• **Task inputs**
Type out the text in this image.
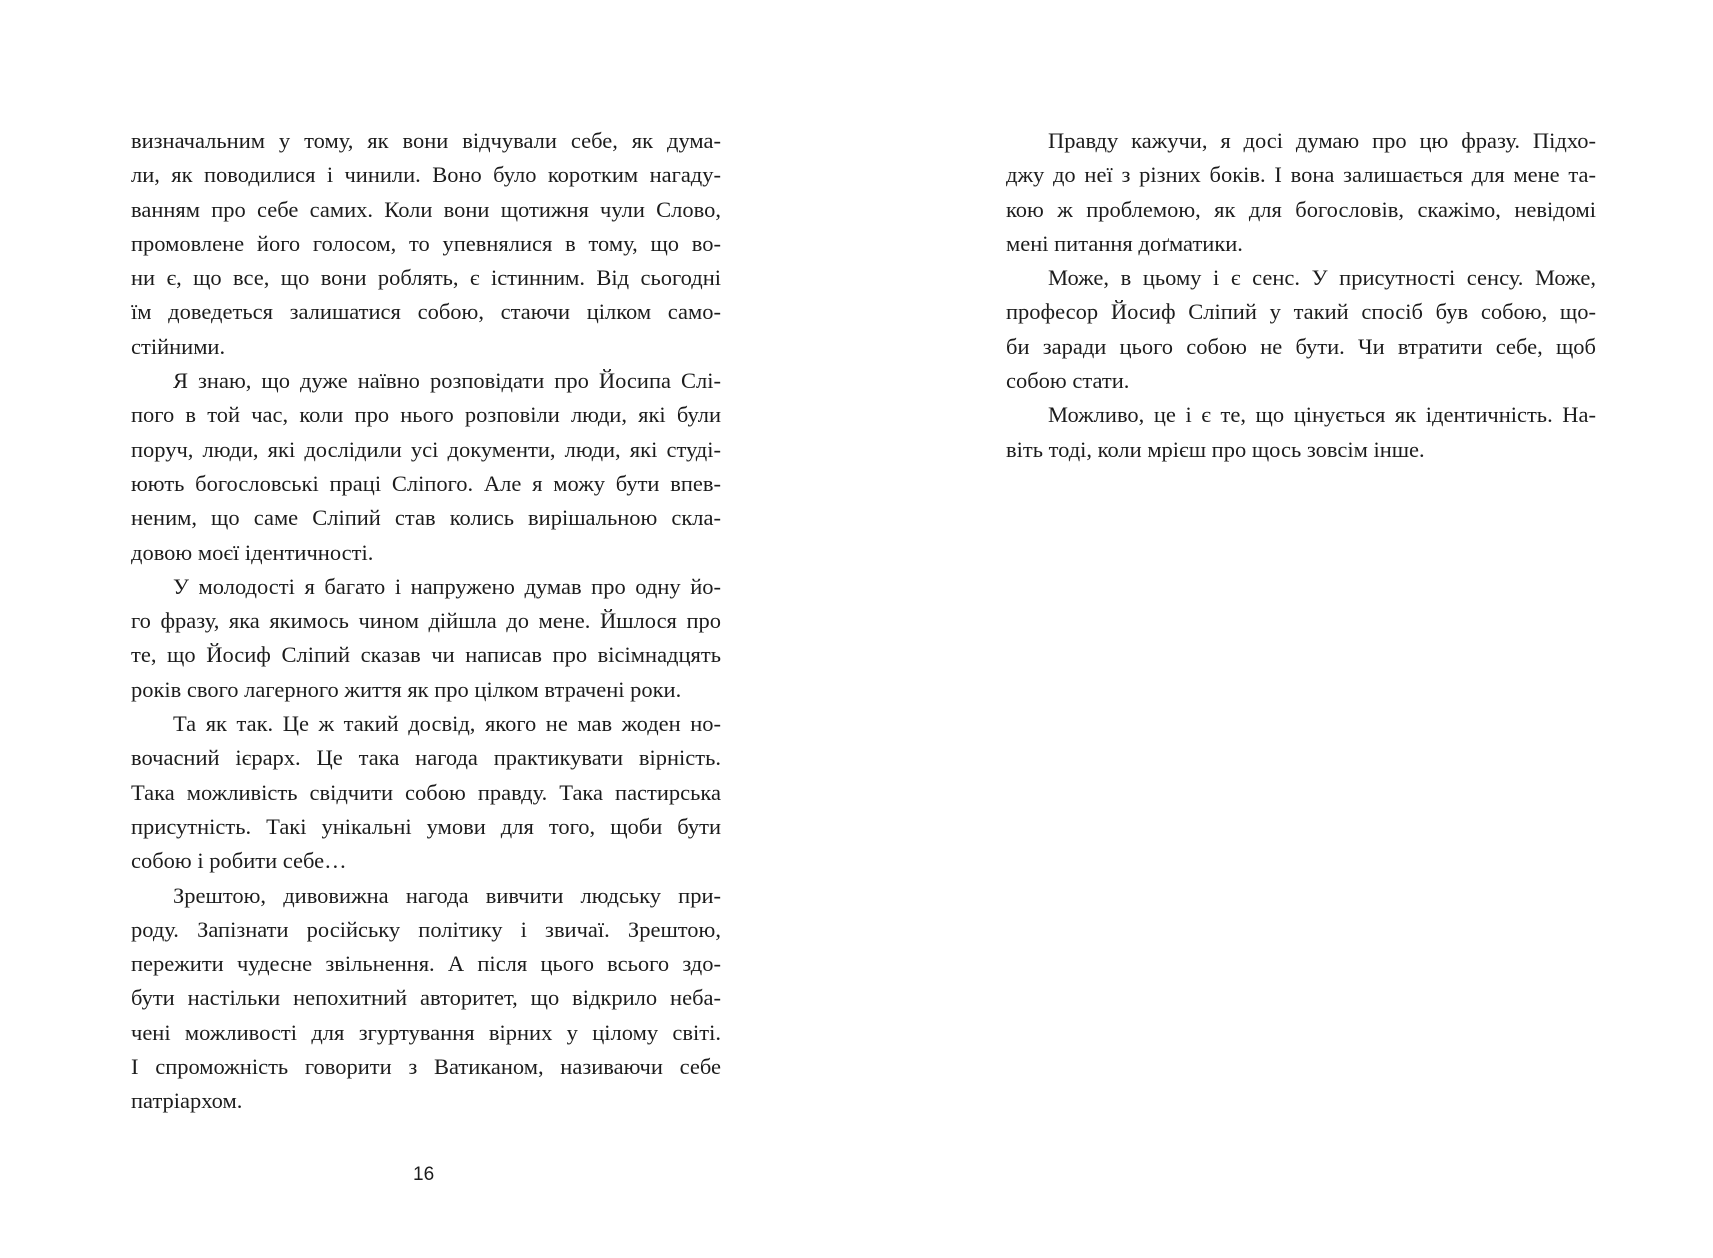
визначальним у тому, як вони відчували себе, як дума-
ли, як поводилися і чинили. Воно було коротким нагаду-
ванням про себе самих. Коли вони щотижня чули Слово,
промовлене його голосом, то упевнялися в тому, що во-
ни є, що все, що вони роблять, є істинним. Від сьогодні
їм доведеться залишатися собою, стаючи цілком само-
стійними.
Я знаю, що дуже наївно розповідати про Йосипа Слі-
пого в той час, коли про нього розповіли люди, які були
поруч, люди, які дослідили усі документи, люди, які студі-
юють богословські праці Сліпого. Але я можу бути впев-
неним, що саме Сліпий став колись вирішальною скла-
довою моєї ідентичності.
У молодості я багато і напружено думав про одну йо-
го фразу, яка якимось чином дійшла до мене. Йшлося про
те, що Йосиф Сліпий сказав чи написав про вісімнадцять
років свого лагерного життя як про цілком втрачені роки.
Та як так. Це ж такий досвід, якого не мав жоден но-
вочасний ієрарх. Це така нагода практикувати вірність.
Така можливість свідчити собою правду. Така пастирська
присутність. Такі унікальні умови для того, щоби бути
собою і робити себе…
Зрештою, дивовижна нагода вивчити людську при-
роду. Запізнати російську політику і звичаї. Зрештою,
пережити чудесне звільнення. А після цього всього здо-
бути настільки непохитний авторитет, що відкрило неба-
чені можливості для згуртування вірних у цілому світі.
І спроможність говорити з Ватиканом, називаючи себе
патріархом.
16
Правду кажучи, я досі думаю про цю фразу. Підхо-
джу до неї з різних боків. І вона залишається для мене та-
кою ж проблемою, як для богословів, скажімо, невідомі
мені питання доґматики.
Може, в цьому і є сенс. У присутності сенсу. Може,
професор Йосиф Сліпий у такий спосіб був собою, що-
би заради цього собою не бути. Чи втратити себе, щоб
собою стати.
Можливо, це і є те, що цінується як ідентичність. На-
віть тоді, коли мрієш про щось зовсім інше.
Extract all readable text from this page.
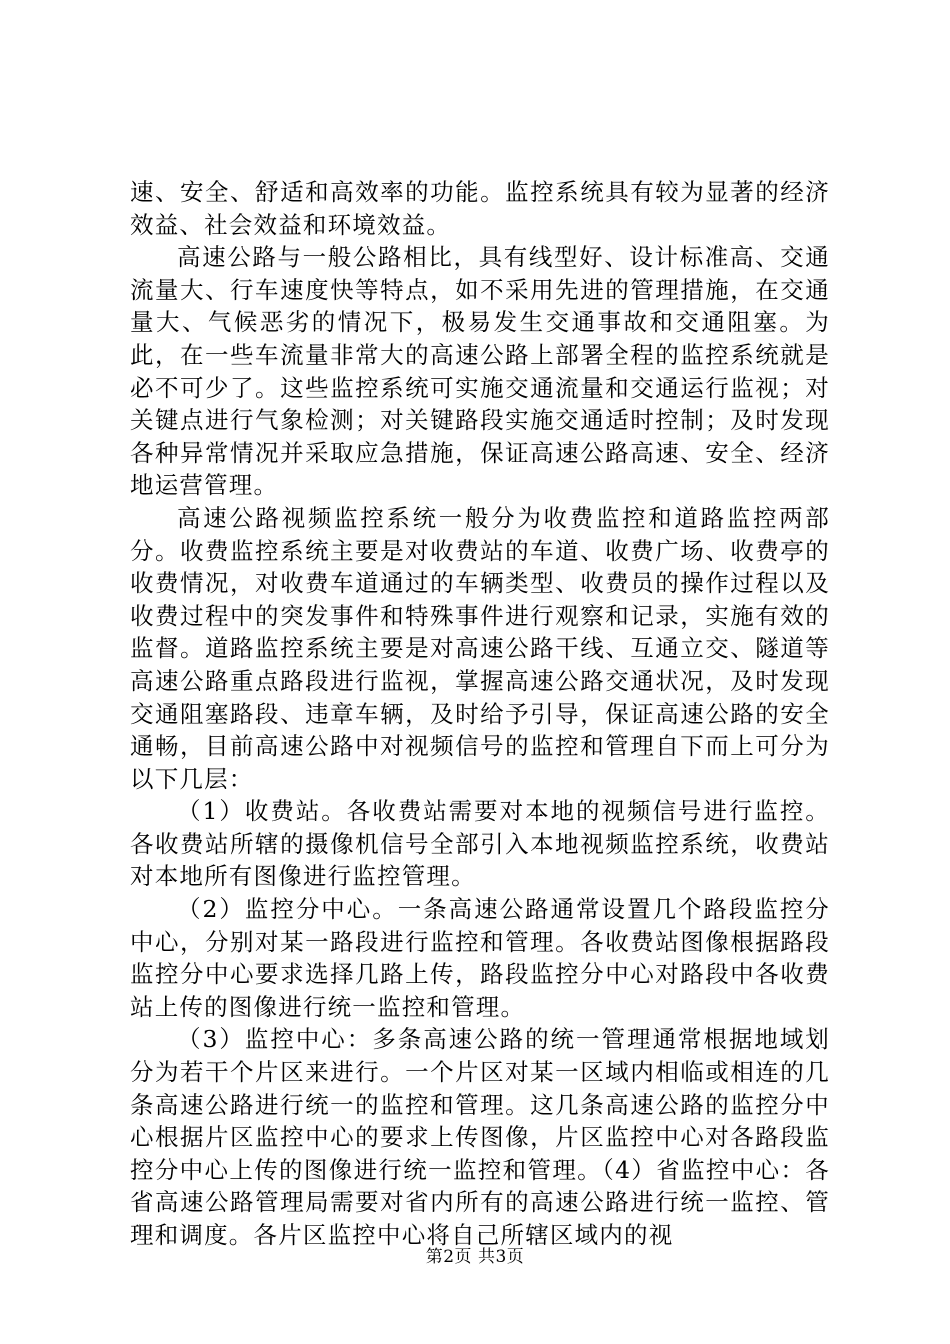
速、安全、舒适和高效率的功能。监控系统具有较为显著的经济效益、社会效益和环境效益。

高速公路与一般公路相比，具有线型好、设计标准高、交通流量大、行车速度快等特点，如不采用先进的管理措施，在交通量大、气候恶劣的情况下，极易发生交通事故和交通阻塞。为此，在一些车流量非常大的高速公路上部署全程的监控系统就是必不可少了。这些监控系统可实施交通流量和交通运行监视；对关键点进行气象检测；对关键路段实施交通适时控制；及时发现各种异常情况并采取应急措施，保证高速公路高速、安全、经济地运营管理。

高速公路视频监控系统一般分为收费监控和道路监控两部分。收费监控系统主要是对收费站的车道、收费广场、收费亭的收费情况，对收费车道通过的车辆类型、收费员的操作过程以及收费过程中的突发事件和特殊事件进行观察和记录，实施有效的监督。道路监控系统主要是对高速公路干线、互通立交、隧道等高速公路重点路段进行监视，掌握高速公路交通状况，及时发现交通阻塞路段、违章车辆，及时给予引导，保证高速公路的安全通畅，目前高速公路中对视频信号的监控和管理自下而上可分为以下几层：

（1）收费站。各收费站需要对本地的视频信号进行监控。各收费站所辖的摄像机信号全部引入本地视频监控系统，收费站对本地所有图像进行监控管理。

（2）监控分中心。一条高速公路通常设置几个路段监控分中心，分别对某一路段进行监控和管理。各收费站图像根据路段监控分中心要求选择几路上传，路段监控分中心对路段中各收费站上传的图像进行统一监控和管理。

（3）监控中心：多条高速公路的统一管理通常根据地域划分为若干个片区来进行。一个片区对某一区域内相临或相连的几条高速公路进行统一的监控和管理。这几条高速公路的监控分中心根据片区监控中心的要求上传图像，片区监控中心对各路段监控分中心上传的图像进行统一监控和管理。（4）省监控中心：各省高速公路管理局需要对省内所有的高速公路进行统一监控、管理和调度。各片区监控中心将自己所辖区域内的视

第2页 共3页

• **What you should do**
Skip the pictures, then retype every line above exactly.

• **Result for this exercise**
Type out the text in this image.
визначальним у тому, як вони відчували себе, як дума-
ли, як поводилися і чинили. Воно було коротким нагаду-
ванням про себе самих. Коли вони щотижня чули Слово,
промовлене його голосом, то упевнялися в тому, що во-
ни є, що все, що вони роблять, є істинним. Від сьогодні
їм доведеться залишатися собою, стаючи цілком само-
стійними.
Я знаю, що дуже наївно розповідати про Йосипа Слі-
пого в той час, коли про нього розповіли люди, які були
поруч, люди, які дослідили усі документи, люди, які студі-
юють богословські праці Сліпого. Але я можу бути впев-
неним, що саме Сліпий став колись вирішальною скла-
довою моєї ідентичності.
У молодості я багато і напружено думав про одну йо-
го фразу, яка якимось чином дійшла до мене. Йшлося про
те, що Йосиф Сліпий сказав чи написав про вісімнадцять
років свого лагерного життя як про цілком втрачені роки.
Та як так. Це ж такий досвід, якого не мав жоден но-
вочасний ієрарх. Це така нагода практикувати вірність.
Така можливість свідчити собою правду. Така пастирська
присутність. Такі унікальні умови для того, щоби бути
собою і робити себе…
Зрештою, дивовижна нагода вивчити людську при-
роду. Запізнати російську політику і звичаї. Зрештою,
пережити чудесне звільнення. А після цього всього здо-
бути настільки непохитний авторитет, що відкрило неба-
чені можливості для згуртування вірних у цілому світі.
І спроможність говорити з Ватиканом, називаючи себе
патріархом.
16
Правду кажучи, я досі думаю про цю фразу. Підхо-
джу до неї з різних боків. І вона залишається для мене та-
кою ж проблемою, як для богословів, скажімо, невідомі
мені питання доґматики.
Може, в цьому і є сенс. У присутності сенсу. Може,
професор Йосиф Сліпий у такий спосіб був собою, що-
би заради цього собою не бути. Чи втратити себе, щоб
собою стати.
Можливо, це і є те, що цінується як ідентичність. На-
віть тоді, коли мрієш про щось зовсім інше.
Extract all readable text from this page.
速、安全、舒适和高效率的功能。监控系统具有较为显著的经济效益、社会效益和环境效益。

高速公路与一般公路相比，具有线型好、设计标准高、交通流量大、行车速度快等特点，如不采用先进的管理措施，在交通量大、气候恶劣的情况下，极易发生交通事故和交通阻塞。为此，在一些车流量非常大的高速公路上部署全程的监控系统就是必不可少了。这些监控系统可实施交通流量和交通运行监视；对关键点进行气象检测；对关键路段实施交通适时控制；及时发现各种异常情况并采取应急措施，保证高速公路高速、安全、经济地运营管理。

高速公路视频监控系统一般分为收费监控和道路监控两部分。收费监控系统主要是对收费站的车道、收费广场、收费亭的收费情况，对收费车道通过的车辆类型、收费员的操作过程以及收费过程中的突发事件和特殊事件进行观察和记录，实施有效的监督。道路监控系统主要是对高速公路干线、互通立交、隧道等高速公路重点路段进行监视，掌握高速公路交通状况，及时发现交通阻塞路段、违章车辆，及时给予引导，保证高速公路的安全通畅，目前高速公路中对视频信号的监控和管理自下而上可分为以下几层：

（1）收费站。各收费站需要对本地的视频信号进行监控。各收费站所辖的摄像机信号全部引入本地视频监控系统，收费站对本地所有图像进行监控管理。

（2）监控分中心。一条高速公路通常设置几个路段监控分中心，分别对某一路段进行监控和管理。各收费站图像根据路段监控分中心要求选择几路上传，路段监控分中心对路段中各收费站上传的图像进行统一监控和管理。

（3）监控中心：多条高速公路的统一管理通常根据地域划分为若干个片区来进行。一个片区对某一区域内相临或相连的几条高速公路进行统一的监控和管理。这几条高速公路的监控分中心根据片区监控中心的要求上传图像，片区监控中心对各路段监控分中心上传的图像进行统一监控和管理。（4）省监控中心：各省高速公路管理局需要对省内所有的高速公路进行统一监控、管理和调度。各片区监控中心将自己所辖区域内的视

第2页 共3页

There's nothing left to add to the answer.